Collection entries
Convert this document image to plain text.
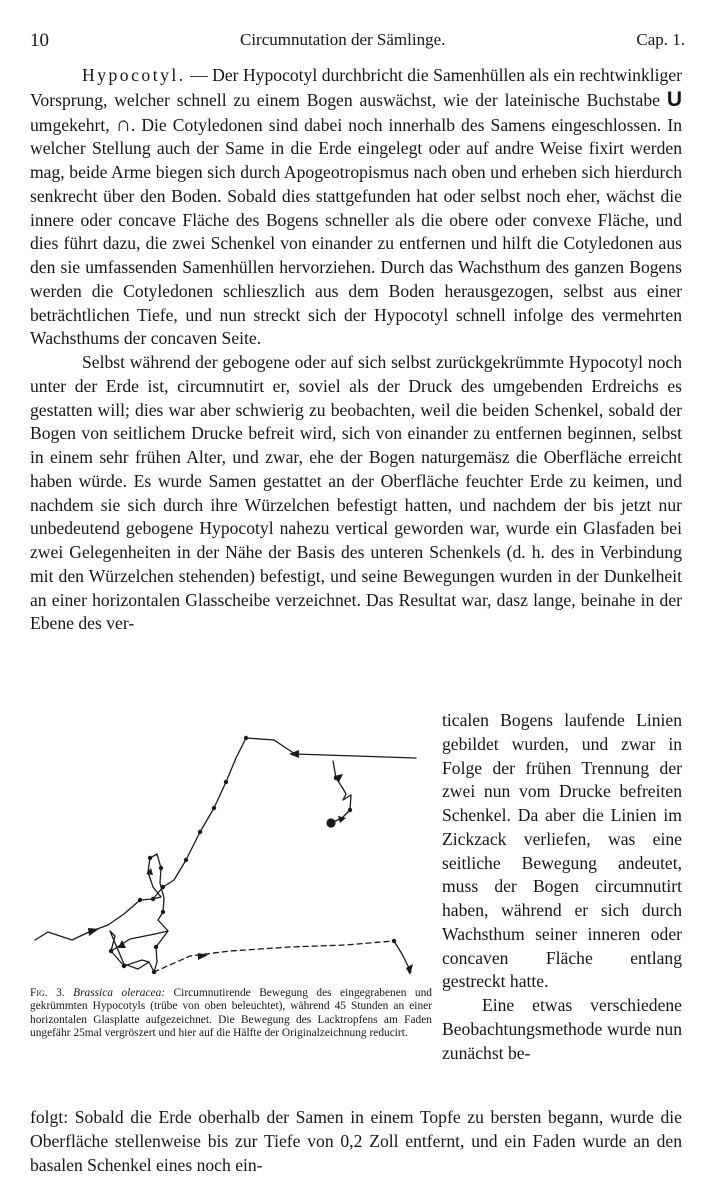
10	Circumnutation der Sämlinge.	Cap. 1.

Hypocotyl. — Der Hypocotyl durchbricht die Samenhüllen als ein rechtwinkliger Vorsprung, welcher schnell zu einem Bogen auswächst, wie der lateinische Buchstabe U umgekehrt, ∩. Die Cotyledonen sind dabei noch innerhalb des Samens eingeschlossen. In welcher Stellung auch der Same in die Erde eingelegt oder auf andre Weise fixirt werden mag, beide Arme biegen sich durch Apogeotropismus nach oben und erheben sich hierdurch senkrecht über den Boden. Sobald dies stattgefunden hat oder selbst noch eher, wächst die innere oder concave Fläche des Bogens schneller als die obere oder convexe Fläche, und dies führt dazu, die zwei Schenkel von einander zu entfernen und hilft die Cotyledonen aus den sie umfassenden Samenhüllen hervorziehen. Durch das Wachsthum des ganzen Bogens werden die Cotyledonen schlieszlich aus dem Boden herausgezogen, selbst aus einer beträchtlichen Tiefe, und nun streckt sich der Hypocotyl schnell infolge des vermehrten Wachsthums der concaven Seite.

Selbst während der gebogene oder auf sich selbst zurückgekrümmte Hypocotyl noch unter der Erde ist, circumnutirt er, soviel als der Druck des umgebenden Erdreichs es gestatten will; dies war aber schwierig zu beobachten, weil die beiden Schenkel, sobald der Bogen von seitlichem Drucke befreit wird, sich von einander zu entfernen beginnen, selbst in einem sehr frühen Alter, und zwar, ehe der Bogen naturgemäsz die Oberfläche erreicht haben würde. Es wurde Samen gestattet an der Oberfläche feuchter Erde zu keimen, und nachdem sie sich durch ihre Würzelchen befestigt hatten, und nachdem der bis jetzt nur unbedeutend gebogene Hypocotyl nahezu vertical geworden war, wurde ein Glasfaden bei zwei Gelegenheiten in der Nähe der Basis des unteren Schenkels (d. h. des in Verbindung mit den Würzelchen stehenden) befestigt, und seine Bewegungen wurden in der Dunkelheit an einer horizontalen Glasscheibe verzeichnet. Das Resultat war, dasz lange, beinahe in der Ebene des ver-

Fig. 3. Brassica oleracea: Circumnutirende Bewegung des eingegrabenen und gekrümmten Hypocotyls (trübe von oben beleuchtet), während 45 Stunden an einer horizontalen Glasplatte aufgezeichnet. Die Bewegung des Lacktropfens am Faden ungefähr 25mal vergröszert und hier auf die Hälfte der Originalzeichnung reducirt.

ticalen Bogens laufende Linien gebildet wurden, und zwar in Folge der frühen Trennung der zwei nun vom Drucke befreiten Schenkel. Da aber die Linien im Zickzack verliefen, was eine seitliche Bewegung andeutet, muss der Bogen circumnutirt haben, während er sich durch Wachsthum seiner inneren oder concaven Fläche entlang gestreckt hatte.

Eine etwas verschiedene Beobachtungsmethode wurde nun zunächst be-

folgt: Sobald die Erde oberhalb der Samen in einem Topfe zu bersten begann, wurde die Oberfläche stellenweise bis zur Tiefe von 0,2 Zoll entfernt, und ein Faden wurde an den basalen Schenkel eines noch ein-
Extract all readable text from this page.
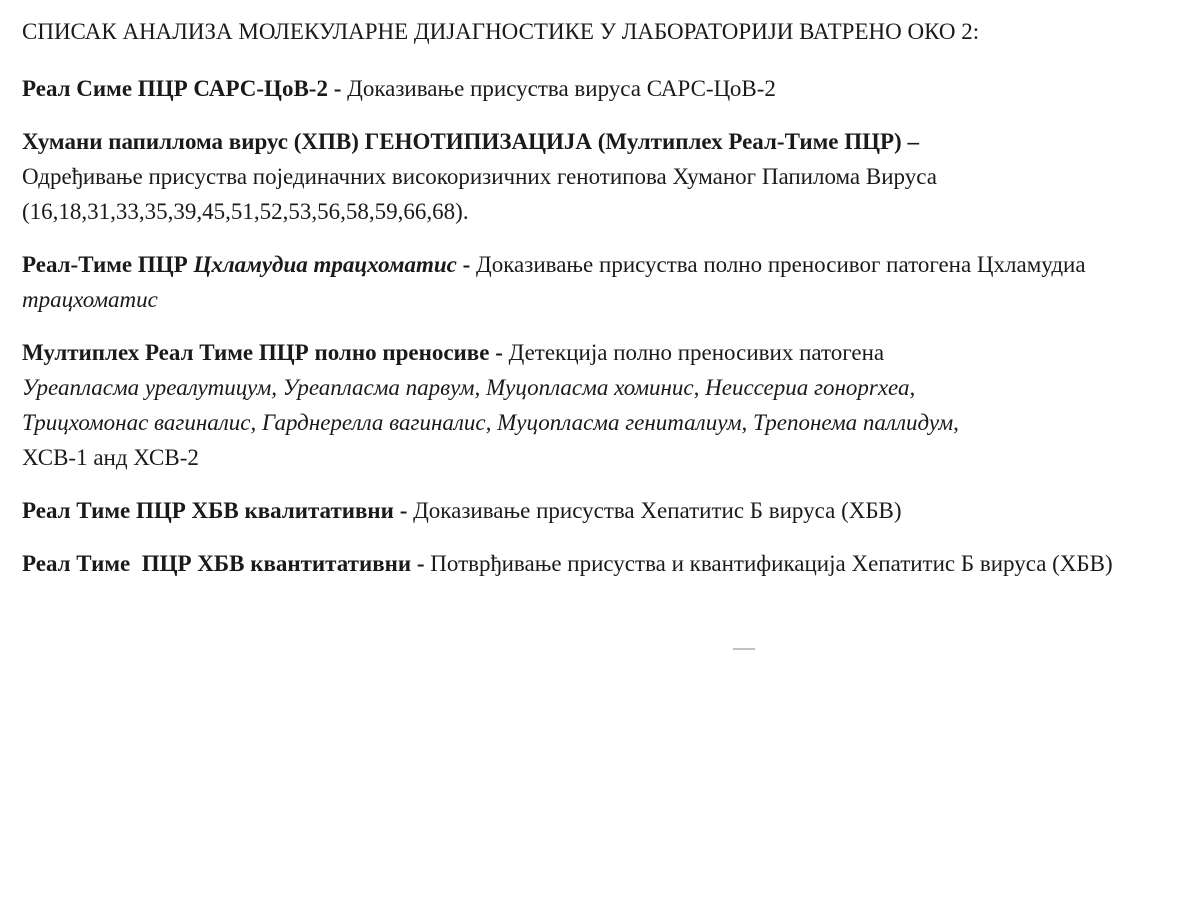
СПИСАК АНАЛИЗА МОЛЕКУЛАРНЕ ДИЈАГНОСТИКЕ У ЛАБОРАТОРИЈИ ВАТРЕНО ОКО 2:

Реал Симе ПЦР САРС-ЦоВ-2 - Доказивање присуства вируса САРС-ЦоВ-2

Хумани папиллома вирус (ХПВ) ГЕНОТИПИЗАЦИЈА (Мултиплех Реал-Тиме ПЦР) –

Одређивање присуства појединачних високоризичних генотипова Хуманог Папилома Вируса

(16,18,31,33,35,39,45,51,52,53,56,58,59,66,68).

Реал-Тиме ПЦР Цхламудиа трацхоматис - Доказивање присуства полно преносивог патогена Цхламудиа трацхоматис

Мултиплех Реал Тиме ПЦР полно преносиве - Детекција полно преносивих патогена

Уреапласма уреалутицум, Уреапласма парвум, Муцопласма хоминис, Неиссериа гонорrхеа,

Трицхомонас вагиналис, Гарднерелла вагиналис, Муцопласма гениталиум, Трепонема паллидум,

ХСВ-1 анд ХСВ-2

Реал Тиме ПЦР ХБВ квалитативни - Доказивање присуства Хепатитис Б вируса (ХБВ)

Реал Тиме  ПЦР ХБВ квантитативни - Потврђивање присуства и квантификација Хепатитис Б вируса (ХБВ)
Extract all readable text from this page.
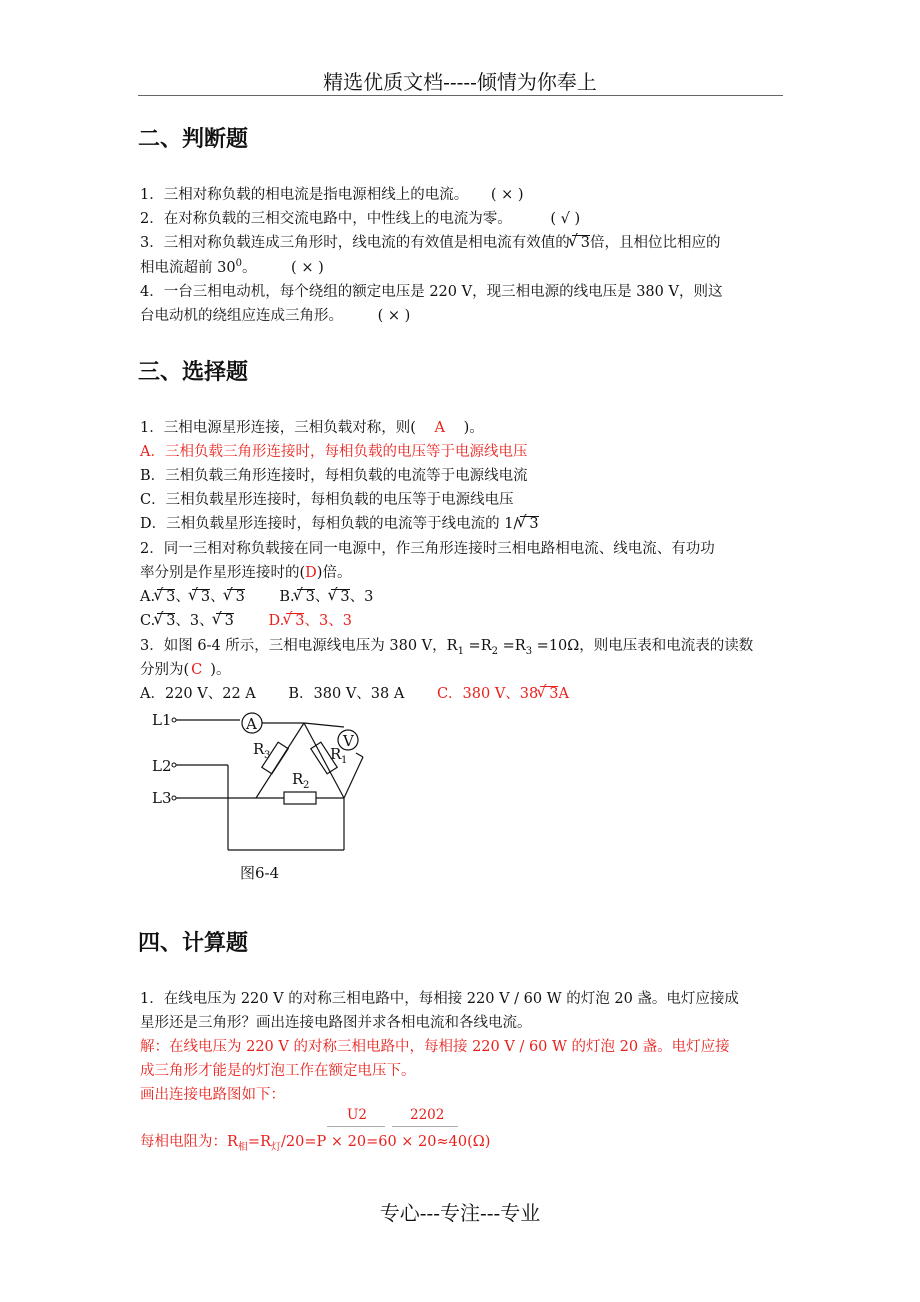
精选优质文档-----倾情为你奉上
二、判断题
1．三相对称负载的相电流是指电源相线上的电流。 ( × )
2．在对称负载的三相交流电路中，中性线上的电流为零。	( √ )
3．三相对称负载连成三角形时，线电流的有效值是相电流有效值的 √ 3倍，且相位比相应的
相电流超前 $30^0$。 ( × )
4．一台三相电动机，每个绕组的额定电压是 220 V，现三相电源的线电压是 380 V，则这
台电动机的绕组应连成三角形。 ( × )
三、选择题
1．三相电源星形连接，三相负载对称，则( A )。
A．三相负载三角形连接时，每相负载的电压等于电源线电压
B．三相负载三角形连接时，每相负载的电流等于电源线电流
C．三相负载星形连接时，每相负载的电压等于电源线电压
D．三相负载星形连接时，每相负载的电流等于线电流的 1/ √ 3
2．同一三相对称负载接在同一电源中，作三角形连接时三相电路相电流、线电流、有功功
率分别是作星形连接时的(D)倍。
A. √ 3、 √ 3、 √ 3 B. √ 3、 √ 3、3
C. √ 3、3、 √ 3 D. √ 3、3、3
3．如图 6-4 所示，三相电源线电压为 380 V，$R_1 =R_2 =R_3 =10\Omega$，则电压表和电流表的读数
分别为( C )。
A．220 V、22 A B．380 V、38 A C．380 V、38 √ 3A
L1
L2
L3
A
V
R 3	R 1
R 2
图6-4
四、计算题
1．在线电压为 220 V 的对称三相电路中，每相接 220 V / 60 W 的灯泡 20 盏。电灯应接成
星形还是三角形？画出连接电路图并求各相电流和各线电流。
解：在线电压为 220 V 的对称三相电路中，每相接 220 V / 60 W 的灯泡 20 盏。电灯应接
成三角形才能是的灯泡工作在额定电压下。
画出连接电路图如下：
U2	2202
每相电阻为：$R_相=R_灯/20=P \times 20=60 \times 20\approx 40(\Omega)$
专心---专注---专业
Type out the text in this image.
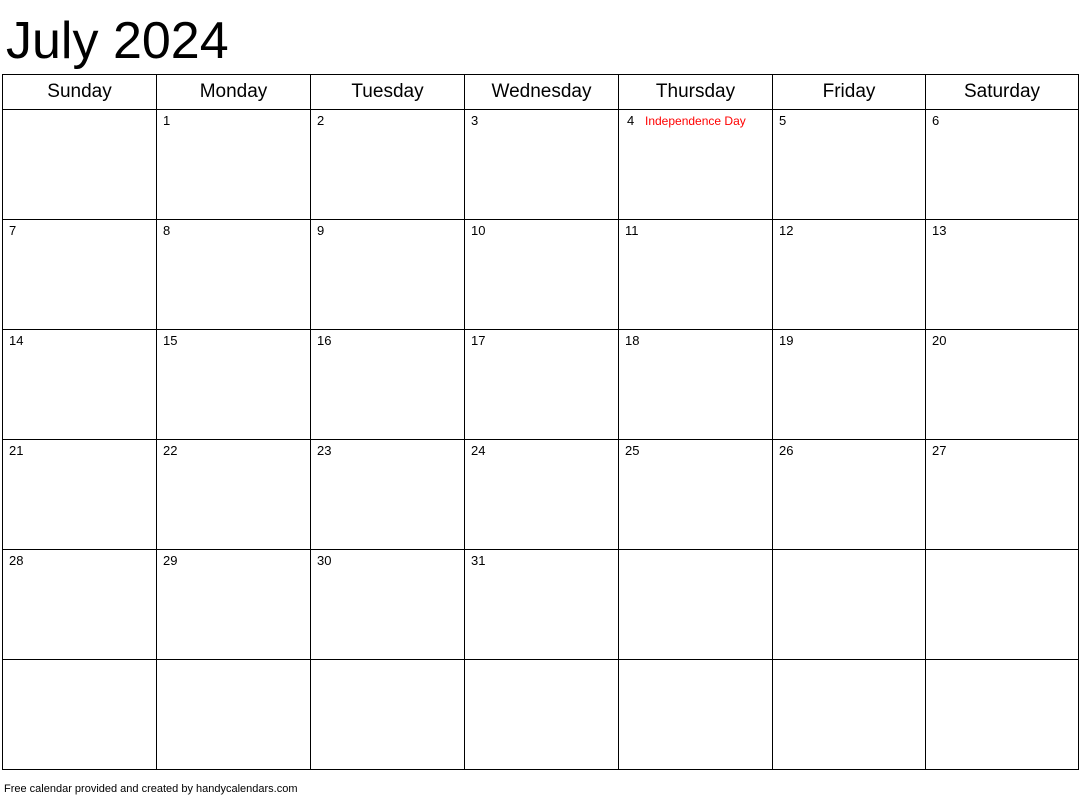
July 2024
Sunday	Monday	Tuesday	Wednesday	Thursday	Friday	Saturday

	1	2	3	4 Independence Day	5	6

7	8	9	10	11	12	13

14	15	16	17	18	19	20

21	22	23	24	25	26	27

28	29	30	31			

Free calendar provided and created by handycalendars.com
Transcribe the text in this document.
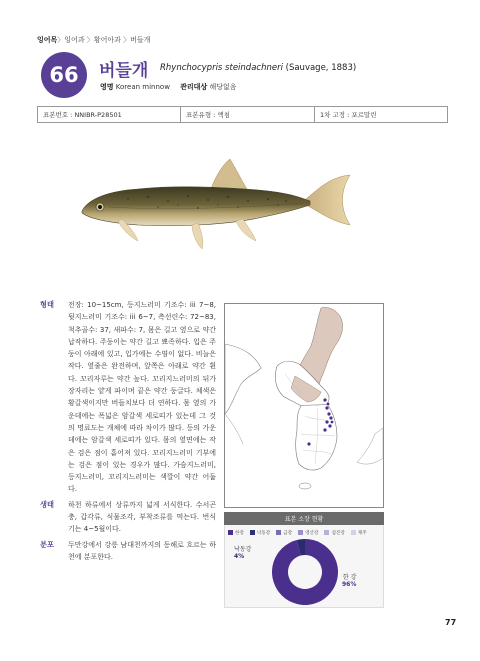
잉어목〉잉어과 〉황어아과 〉버들개
66 버들개 Rhynchocypris steindachneri (Sauvage, 1883)
영명 Korean minnow 관리대상 해당없음
표본번호 : NNIBR-P28501	표본유형 : 액침	1차 고정 : 포르말린
형태 전장: 10~15cm, 등지느러미 기조수: iii 7~8, 뒷지느러미 기조수: iii 6~7, 측선린수: 72~83, 척추골수: 37, 새파수: 7, 몸은 길고 옆으로 약간 납작하다. 주둥이는 약간 길고 뾰족하다. 입은 주둥이 아래에 있고, 입가에는 수염이 없다. 비늘은 작다. 옆줄은 완전하며, 앞쪽은 아래로 약간 휜다. 꼬리자루는 약간 높다. 꼬리지느러미의 뒤가장자리는 얕게 파이며 끝은 약간 둥글다. 체색은 황갈색이지만 버들치보다 더 연하다. 몸 옆의 가운데에는 폭넓은 암갈색 세로띠가 있는데 그 것의 명료도는 개체에 따라 차이가 많다. 등의 가운데에는 암갈색 세로띠가 있다. 몸의 옆면에는 작은 검은 점이 흩어져 있다. 꼬리지느러미 기부에는 검은 점이 있는 경우가 많다. 가슴지느러미, 등지느러미, 꼬리지느러미는 색깔이 약간 어둡다.
생태 하천 하류에서 상류까지 넓게 서식한다. 수서곤충, 갑각류, 식물조각, 부착조류를 먹는다. 번식기는 4~5월이다.
분포 두만강에서 강릉 남대천까지의 동해로 흐르는 하천에 분포한다.
표본 소장 현황
한강	낙동강	금강	영산강	섬진강	제주
낙동강
4%
한 강
96%
77
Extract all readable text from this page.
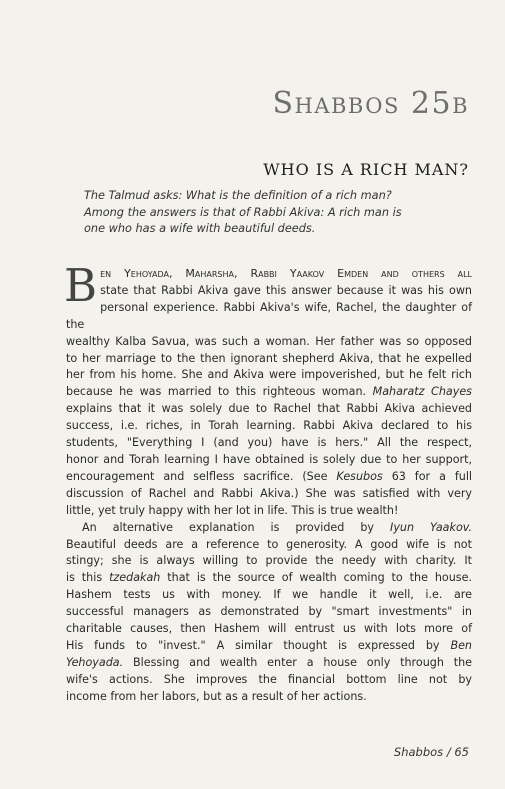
Shabbos 25b
WHO IS A RICH MAN?
The Talmud asks: What is the definition of a rich man?
Among the answers is that of Rabbi Akiva: A rich man is
one who has a wife with beautiful deeds.
B en Yehoyada, Maharsha, Rabbi Yaakov Emden and others all
state that Rabbi Akiva gave this answer because it was his own
personal experience. Rabbi Akiva's wife, Rachel, the daughter of the
wealthy Kalba Savua, was such a woman. Her father was so opposed
to her marriage to the then ignorant shepherd Akiva, that he expelled
her from his home. She and Akiva were impoverished, but he felt rich
because he was married to this righteous woman. Maharatz Chayes
explains that it was solely due to Rachel that Rabbi Akiva achieved
success, i.e. riches, in Torah learning. Rabbi Akiva declared to his
students, "Everything I (and you) have is hers." All the respect,
honor and Torah learning I have obtained is solely due to her support,
encouragement and selfless sacrifice. (See Kesubos 63 for a full
discussion of Rachel and Rabbi Akiva.) She was satisfied with very
little, yet truly happy with her lot in life. This is true wealth!
An alternative explanation is provided by Iyun Yaakov.
Beautiful deeds are a reference to generosity. A good wife is not
stingy; she is always willing to provide the needy with charity. It
is this tzedakah that is the source of wealth coming to the house.
Hashem tests us with money. If we handle it well, i.e. are
successful managers as demonstrated by "smart investments" in
charitable causes, then Hashem will entrust us with lots more of
His funds to "invest." A similar thought is expressed by Ben
Yehoyada. Blessing and wealth enter a house only through the
wife's actions. She improves the financial bottom line not by
income from her labors, but as a result of her actions.
Shabbos / 65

Request »
Pull out all lines from the entries above that include the word "house".

Result below »
is this tzedakah that is the source of wealth coming to the house.
Yehoyada. Blessing and wealth enter a house only through the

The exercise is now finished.